- _THE EXERCISE_: Return all of the lines below exactly as they are.

────

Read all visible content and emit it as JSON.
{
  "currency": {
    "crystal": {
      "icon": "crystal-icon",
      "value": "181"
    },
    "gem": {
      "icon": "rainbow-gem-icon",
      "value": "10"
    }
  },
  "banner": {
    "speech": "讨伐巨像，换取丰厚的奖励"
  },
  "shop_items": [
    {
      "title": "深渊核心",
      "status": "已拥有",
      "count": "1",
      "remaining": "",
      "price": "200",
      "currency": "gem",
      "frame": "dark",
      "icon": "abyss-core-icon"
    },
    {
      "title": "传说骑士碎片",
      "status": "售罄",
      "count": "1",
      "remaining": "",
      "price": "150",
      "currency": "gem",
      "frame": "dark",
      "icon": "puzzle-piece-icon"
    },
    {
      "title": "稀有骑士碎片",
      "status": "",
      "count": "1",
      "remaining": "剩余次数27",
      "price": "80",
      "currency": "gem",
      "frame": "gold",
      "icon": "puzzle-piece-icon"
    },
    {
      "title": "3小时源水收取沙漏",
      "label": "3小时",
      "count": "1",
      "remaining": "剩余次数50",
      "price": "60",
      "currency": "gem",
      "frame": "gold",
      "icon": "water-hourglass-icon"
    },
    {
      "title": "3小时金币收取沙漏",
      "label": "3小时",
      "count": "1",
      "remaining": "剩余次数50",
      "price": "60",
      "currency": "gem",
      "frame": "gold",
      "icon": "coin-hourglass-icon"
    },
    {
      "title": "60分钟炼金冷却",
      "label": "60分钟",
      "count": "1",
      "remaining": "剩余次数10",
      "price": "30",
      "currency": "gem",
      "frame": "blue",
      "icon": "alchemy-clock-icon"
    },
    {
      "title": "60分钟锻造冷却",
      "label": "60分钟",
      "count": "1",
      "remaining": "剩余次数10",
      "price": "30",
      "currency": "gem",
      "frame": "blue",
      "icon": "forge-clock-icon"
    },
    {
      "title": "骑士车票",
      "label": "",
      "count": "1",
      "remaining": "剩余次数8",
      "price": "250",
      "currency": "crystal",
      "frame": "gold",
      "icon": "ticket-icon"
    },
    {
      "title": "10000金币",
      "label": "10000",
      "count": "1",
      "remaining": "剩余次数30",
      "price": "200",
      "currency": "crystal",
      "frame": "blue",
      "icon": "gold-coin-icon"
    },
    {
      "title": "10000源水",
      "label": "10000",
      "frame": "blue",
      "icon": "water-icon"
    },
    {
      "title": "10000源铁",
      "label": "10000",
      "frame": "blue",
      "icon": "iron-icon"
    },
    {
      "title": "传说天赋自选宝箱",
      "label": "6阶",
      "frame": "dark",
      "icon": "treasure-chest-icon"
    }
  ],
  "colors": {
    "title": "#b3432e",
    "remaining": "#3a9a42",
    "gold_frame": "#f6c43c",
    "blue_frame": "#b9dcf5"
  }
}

────

- _TASK OUTPUT_:
Read all visible content and emit it as JSON.
{
  "currency": {
    "crystal": {
      "icon": "crystal-icon",
      "value": "181"
    },
    "gem": {
      "icon": "rainbow-gem-icon",
      "value": "10"
    }
  },
  "banner": {
    "speech": "讨伐巨像，换取丰厚的奖励"
  },
  "shop_items": [
    {
      "title": "深渊核心",
      "status": "已拥有",
      "count": "1",
      "remaining": "",
      "price": "200",
      "currency": "gem",
      "frame": "dark",
      "icon": "abyss-core-icon"
    },
    {
      "title": "传说骑士碎片",
      "status": "售罄",
      "count": "1",
      "remaining": "",
      "price": "150",
      "currency": "gem",
      "frame": "dark",
      "icon": "puzzle-piece-icon"
    },
    {
      "title": "稀有骑士碎片",
      "status": "",
      "count": "1",
      "remaining": "剩余次数27",
      "price": "80",
      "currency": "gem",
      "frame": "gold",
      "icon": "puzzle-piece-icon"
    },
    {
      "title": "3小时源水收取沙漏",
      "label": "3小时",
      "count": "1",
      "remaining": "剩余次数50",
      "price": "60",
      "currency": "gem",
      "frame": "gold",
      "icon": "water-hourglass-icon"
    },
    {
      "title": "3小时金币收取沙漏",
      "label": "3小时",
      "count": "1",
      "remaining": "剩余次数50",
      "price": "60",
      "currency": "gem",
      "frame": "gold",
      "icon": "coin-hourglass-icon"
    },
    {
      "title": "60分钟炼金冷却",
      "label": "60分钟",
      "count": "1",
      "remaining": "剩余次数10",
      "price": "30",
      "currency": "gem",
      "frame": "blue",
      "icon": "alchemy-clock-icon"
    },
    {
      "title": "60分钟锻造冷却",
      "label": "60分钟",
      "count": "1",
      "remaining": "剩余次数10",
      "price": "30",
      "currency": "gem",
      "frame": "blue",
      "icon": "forge-clock-icon"
    },
    {
      "title": "骑士车票",
      "label": "",
      "count": "1",
      "remaining": "剩余次数8",
      "price": "250",
      "currency": "crystal",
      "frame": "gold",
      "icon": "ticket-icon"
    },
    {
      "title": "10000金币",
      "label": "10000",
      "count": "1",
      "remaining": "剩余次数30",
      "price": "200",
      "currency": "crystal",
      "frame": "blue",
      "icon": "gold-coin-icon"
    },
    {
      "title": "10000源水",
      "label": "10000",
      "frame": "blue",
      "icon": "water-icon"
    },
    {
      "title": "10000源铁",
      "label": "10000",
      "frame": "blue",
      "icon": "iron-icon"
    },
    {
      "title": "传说天赋自选宝箱",
      "label": "6阶",
      "frame": "dark",
      "icon": "treasure-chest-icon"
    }
  ],
  "colors": {
    "title": "#b3432e",
    "remaining": "#3a9a42",
    "gold_frame": "#f6c43c",
    "blue_frame": "#b9dcf5"
  }
}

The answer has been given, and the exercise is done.